Stored records:

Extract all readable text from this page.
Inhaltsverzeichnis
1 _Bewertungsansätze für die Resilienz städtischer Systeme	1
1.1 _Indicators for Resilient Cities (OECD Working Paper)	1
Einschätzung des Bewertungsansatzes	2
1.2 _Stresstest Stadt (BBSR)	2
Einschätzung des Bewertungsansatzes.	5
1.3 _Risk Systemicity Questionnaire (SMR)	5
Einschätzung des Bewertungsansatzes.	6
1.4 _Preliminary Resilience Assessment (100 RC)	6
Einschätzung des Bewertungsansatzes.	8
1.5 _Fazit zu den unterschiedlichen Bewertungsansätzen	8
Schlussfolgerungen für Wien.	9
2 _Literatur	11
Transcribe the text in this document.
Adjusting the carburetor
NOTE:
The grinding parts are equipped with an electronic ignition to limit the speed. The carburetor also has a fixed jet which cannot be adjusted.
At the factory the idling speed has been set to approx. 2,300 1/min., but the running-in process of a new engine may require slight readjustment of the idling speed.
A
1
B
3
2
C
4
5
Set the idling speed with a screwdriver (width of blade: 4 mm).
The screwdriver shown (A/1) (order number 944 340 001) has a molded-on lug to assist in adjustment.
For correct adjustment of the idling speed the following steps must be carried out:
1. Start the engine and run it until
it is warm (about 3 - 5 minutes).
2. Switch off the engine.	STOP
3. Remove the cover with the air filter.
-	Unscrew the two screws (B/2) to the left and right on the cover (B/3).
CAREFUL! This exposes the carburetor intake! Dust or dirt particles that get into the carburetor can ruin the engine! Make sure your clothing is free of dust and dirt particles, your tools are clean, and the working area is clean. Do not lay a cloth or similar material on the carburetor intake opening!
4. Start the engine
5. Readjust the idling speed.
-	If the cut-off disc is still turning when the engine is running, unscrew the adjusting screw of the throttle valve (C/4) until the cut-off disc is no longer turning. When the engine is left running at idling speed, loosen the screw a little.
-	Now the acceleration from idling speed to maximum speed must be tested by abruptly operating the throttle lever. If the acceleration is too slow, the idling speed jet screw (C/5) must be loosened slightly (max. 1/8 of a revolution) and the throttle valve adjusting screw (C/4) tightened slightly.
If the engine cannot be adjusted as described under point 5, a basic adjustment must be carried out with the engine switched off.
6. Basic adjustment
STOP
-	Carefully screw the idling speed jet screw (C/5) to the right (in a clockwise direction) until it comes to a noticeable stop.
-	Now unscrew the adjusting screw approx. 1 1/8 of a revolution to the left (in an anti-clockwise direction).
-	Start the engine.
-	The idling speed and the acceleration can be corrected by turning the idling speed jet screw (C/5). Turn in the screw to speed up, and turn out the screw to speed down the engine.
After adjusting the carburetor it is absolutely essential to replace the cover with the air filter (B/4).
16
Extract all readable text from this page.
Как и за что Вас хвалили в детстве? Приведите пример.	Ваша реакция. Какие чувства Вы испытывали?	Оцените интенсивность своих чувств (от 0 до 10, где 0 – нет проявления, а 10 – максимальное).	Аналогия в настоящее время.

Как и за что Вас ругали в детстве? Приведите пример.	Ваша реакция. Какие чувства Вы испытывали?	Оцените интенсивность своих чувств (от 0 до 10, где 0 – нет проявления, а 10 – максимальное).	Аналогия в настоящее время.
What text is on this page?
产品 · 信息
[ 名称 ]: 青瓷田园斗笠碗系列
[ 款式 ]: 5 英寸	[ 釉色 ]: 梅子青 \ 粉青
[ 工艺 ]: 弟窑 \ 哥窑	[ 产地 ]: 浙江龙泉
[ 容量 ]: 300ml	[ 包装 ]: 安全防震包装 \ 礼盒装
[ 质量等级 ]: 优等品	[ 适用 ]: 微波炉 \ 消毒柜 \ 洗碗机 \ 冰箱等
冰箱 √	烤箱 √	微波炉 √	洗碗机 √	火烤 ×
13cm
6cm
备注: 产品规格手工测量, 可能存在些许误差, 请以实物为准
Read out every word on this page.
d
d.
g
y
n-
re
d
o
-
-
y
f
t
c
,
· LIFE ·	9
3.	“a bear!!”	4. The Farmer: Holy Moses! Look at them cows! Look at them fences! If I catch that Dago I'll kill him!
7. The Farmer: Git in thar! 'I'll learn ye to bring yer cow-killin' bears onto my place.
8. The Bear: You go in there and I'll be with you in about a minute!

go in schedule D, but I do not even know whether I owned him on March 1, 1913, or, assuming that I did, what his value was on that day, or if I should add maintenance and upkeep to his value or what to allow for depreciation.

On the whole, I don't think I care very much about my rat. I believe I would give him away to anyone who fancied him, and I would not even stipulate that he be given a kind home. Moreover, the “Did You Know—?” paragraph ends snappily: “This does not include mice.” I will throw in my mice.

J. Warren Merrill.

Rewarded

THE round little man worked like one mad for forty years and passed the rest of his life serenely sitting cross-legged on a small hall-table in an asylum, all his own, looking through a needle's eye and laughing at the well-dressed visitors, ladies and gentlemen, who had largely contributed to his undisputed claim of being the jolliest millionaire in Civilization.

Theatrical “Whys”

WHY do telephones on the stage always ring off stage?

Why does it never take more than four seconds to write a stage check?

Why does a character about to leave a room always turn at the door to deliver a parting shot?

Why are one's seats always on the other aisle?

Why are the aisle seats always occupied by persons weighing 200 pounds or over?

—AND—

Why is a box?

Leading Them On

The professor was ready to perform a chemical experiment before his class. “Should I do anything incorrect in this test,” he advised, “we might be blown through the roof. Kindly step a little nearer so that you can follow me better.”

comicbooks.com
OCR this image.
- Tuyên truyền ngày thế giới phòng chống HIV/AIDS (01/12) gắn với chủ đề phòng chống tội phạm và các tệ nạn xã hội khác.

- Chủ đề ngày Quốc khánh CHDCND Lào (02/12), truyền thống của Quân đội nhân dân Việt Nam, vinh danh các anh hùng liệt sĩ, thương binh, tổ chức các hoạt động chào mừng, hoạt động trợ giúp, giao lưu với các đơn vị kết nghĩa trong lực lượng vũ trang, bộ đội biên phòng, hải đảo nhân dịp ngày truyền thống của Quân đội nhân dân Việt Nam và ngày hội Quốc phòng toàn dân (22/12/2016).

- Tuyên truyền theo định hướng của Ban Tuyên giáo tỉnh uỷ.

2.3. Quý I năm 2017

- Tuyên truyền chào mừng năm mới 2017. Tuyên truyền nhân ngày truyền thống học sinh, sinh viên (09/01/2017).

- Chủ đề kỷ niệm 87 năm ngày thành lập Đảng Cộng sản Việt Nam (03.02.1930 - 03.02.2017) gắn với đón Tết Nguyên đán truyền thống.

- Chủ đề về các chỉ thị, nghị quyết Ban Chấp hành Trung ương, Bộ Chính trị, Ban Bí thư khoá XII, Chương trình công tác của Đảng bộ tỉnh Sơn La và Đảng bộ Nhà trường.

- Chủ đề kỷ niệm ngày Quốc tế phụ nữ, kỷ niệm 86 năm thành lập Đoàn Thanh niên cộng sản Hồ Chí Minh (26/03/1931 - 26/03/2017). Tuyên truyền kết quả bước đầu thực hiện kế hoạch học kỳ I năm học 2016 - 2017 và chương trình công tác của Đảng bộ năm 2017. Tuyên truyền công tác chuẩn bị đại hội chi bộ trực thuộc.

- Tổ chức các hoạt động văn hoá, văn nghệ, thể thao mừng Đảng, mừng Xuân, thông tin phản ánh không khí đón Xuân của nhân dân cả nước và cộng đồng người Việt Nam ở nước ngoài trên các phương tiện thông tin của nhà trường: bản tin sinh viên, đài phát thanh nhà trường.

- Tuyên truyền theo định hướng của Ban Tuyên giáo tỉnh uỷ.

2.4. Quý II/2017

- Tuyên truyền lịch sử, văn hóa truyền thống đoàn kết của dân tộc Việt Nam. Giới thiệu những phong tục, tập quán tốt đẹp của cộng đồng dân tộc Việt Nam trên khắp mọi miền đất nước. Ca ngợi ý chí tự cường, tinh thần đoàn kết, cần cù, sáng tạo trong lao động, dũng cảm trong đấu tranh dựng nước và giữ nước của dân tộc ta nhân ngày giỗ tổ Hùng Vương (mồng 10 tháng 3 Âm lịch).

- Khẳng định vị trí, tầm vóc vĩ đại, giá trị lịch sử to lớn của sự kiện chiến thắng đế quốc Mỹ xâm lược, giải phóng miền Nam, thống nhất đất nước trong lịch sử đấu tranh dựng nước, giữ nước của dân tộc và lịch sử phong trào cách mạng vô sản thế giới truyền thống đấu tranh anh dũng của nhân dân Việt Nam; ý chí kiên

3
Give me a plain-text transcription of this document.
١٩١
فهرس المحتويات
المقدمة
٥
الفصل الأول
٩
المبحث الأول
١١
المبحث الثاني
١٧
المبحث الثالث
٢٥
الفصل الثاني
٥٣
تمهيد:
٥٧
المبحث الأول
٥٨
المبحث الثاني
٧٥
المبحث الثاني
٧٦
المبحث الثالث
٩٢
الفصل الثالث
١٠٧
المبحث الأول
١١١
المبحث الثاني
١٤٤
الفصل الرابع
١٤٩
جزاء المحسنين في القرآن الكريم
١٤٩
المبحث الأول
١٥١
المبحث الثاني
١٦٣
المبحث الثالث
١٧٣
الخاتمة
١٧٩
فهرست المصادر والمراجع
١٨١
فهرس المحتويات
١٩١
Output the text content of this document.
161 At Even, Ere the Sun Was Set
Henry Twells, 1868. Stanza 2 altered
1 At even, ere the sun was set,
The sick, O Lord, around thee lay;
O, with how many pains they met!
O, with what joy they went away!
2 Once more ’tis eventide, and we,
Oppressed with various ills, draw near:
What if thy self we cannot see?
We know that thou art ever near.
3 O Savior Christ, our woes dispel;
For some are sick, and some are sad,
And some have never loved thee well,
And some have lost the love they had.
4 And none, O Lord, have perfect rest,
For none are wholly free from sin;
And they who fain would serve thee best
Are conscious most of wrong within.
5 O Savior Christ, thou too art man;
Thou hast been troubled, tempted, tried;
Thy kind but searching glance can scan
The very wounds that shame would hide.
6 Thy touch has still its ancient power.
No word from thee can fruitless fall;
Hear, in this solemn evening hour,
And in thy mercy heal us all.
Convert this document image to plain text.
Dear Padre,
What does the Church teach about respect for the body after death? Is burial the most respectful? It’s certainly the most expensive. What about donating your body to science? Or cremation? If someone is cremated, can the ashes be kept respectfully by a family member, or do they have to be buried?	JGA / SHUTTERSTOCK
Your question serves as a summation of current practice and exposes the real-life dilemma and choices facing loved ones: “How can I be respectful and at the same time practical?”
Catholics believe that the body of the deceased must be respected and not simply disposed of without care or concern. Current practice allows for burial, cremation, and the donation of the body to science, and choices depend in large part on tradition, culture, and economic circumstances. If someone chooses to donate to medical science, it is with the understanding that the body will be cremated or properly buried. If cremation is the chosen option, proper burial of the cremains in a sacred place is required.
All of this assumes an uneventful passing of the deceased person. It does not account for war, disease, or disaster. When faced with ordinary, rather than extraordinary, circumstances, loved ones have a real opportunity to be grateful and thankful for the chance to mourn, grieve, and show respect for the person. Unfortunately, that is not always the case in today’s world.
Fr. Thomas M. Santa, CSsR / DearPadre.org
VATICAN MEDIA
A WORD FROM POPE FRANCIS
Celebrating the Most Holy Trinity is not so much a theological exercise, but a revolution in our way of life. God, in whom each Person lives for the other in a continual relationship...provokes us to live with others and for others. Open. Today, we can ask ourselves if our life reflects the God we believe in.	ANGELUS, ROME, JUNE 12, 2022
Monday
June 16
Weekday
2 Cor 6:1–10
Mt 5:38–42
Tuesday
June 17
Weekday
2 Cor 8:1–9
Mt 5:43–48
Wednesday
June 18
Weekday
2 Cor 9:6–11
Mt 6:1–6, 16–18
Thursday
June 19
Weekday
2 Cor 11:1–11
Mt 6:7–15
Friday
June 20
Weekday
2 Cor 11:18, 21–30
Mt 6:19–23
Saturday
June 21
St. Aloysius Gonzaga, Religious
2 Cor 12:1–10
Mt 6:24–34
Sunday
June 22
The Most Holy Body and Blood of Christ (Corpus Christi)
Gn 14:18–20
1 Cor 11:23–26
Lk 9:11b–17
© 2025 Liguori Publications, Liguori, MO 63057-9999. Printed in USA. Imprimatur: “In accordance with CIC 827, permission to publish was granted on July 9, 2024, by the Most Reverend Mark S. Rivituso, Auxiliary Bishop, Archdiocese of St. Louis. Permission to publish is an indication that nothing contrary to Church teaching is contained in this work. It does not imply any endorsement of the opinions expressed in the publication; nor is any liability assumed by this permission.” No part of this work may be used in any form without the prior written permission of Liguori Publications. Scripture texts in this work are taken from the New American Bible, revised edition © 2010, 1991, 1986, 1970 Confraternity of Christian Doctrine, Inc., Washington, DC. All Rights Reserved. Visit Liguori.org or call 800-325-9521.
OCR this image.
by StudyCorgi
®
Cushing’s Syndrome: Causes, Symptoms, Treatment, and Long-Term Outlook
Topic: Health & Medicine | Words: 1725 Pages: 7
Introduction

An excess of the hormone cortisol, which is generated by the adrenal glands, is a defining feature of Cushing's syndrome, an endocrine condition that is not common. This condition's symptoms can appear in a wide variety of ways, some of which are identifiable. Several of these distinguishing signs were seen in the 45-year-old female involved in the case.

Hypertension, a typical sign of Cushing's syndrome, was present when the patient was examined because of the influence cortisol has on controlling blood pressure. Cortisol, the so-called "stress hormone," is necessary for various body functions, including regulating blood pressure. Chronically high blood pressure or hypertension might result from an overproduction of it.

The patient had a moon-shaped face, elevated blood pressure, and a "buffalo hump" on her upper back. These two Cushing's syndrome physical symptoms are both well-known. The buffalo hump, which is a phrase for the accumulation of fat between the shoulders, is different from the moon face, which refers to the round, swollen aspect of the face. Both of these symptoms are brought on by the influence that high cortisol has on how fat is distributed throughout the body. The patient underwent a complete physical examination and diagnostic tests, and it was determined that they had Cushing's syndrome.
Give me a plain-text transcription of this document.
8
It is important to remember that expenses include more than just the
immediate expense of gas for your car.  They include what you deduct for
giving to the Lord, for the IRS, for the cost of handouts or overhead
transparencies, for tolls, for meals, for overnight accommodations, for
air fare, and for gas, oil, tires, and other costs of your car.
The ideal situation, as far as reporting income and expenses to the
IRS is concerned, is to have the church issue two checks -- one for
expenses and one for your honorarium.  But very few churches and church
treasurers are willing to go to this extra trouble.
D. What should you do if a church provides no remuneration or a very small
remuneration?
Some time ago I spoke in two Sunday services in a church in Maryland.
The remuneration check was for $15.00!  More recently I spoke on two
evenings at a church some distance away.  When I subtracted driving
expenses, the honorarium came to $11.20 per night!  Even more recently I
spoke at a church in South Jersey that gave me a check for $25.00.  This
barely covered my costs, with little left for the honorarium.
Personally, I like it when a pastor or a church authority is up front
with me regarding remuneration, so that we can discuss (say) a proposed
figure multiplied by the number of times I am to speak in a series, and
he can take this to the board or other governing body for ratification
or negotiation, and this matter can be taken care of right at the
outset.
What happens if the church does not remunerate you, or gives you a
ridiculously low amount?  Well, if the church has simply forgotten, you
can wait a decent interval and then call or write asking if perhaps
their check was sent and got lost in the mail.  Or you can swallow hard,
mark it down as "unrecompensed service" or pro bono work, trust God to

◆ **Exercise**: A single figure is required: the number of lines above in which the word "реакция" occurs.

◆ **Result**: 2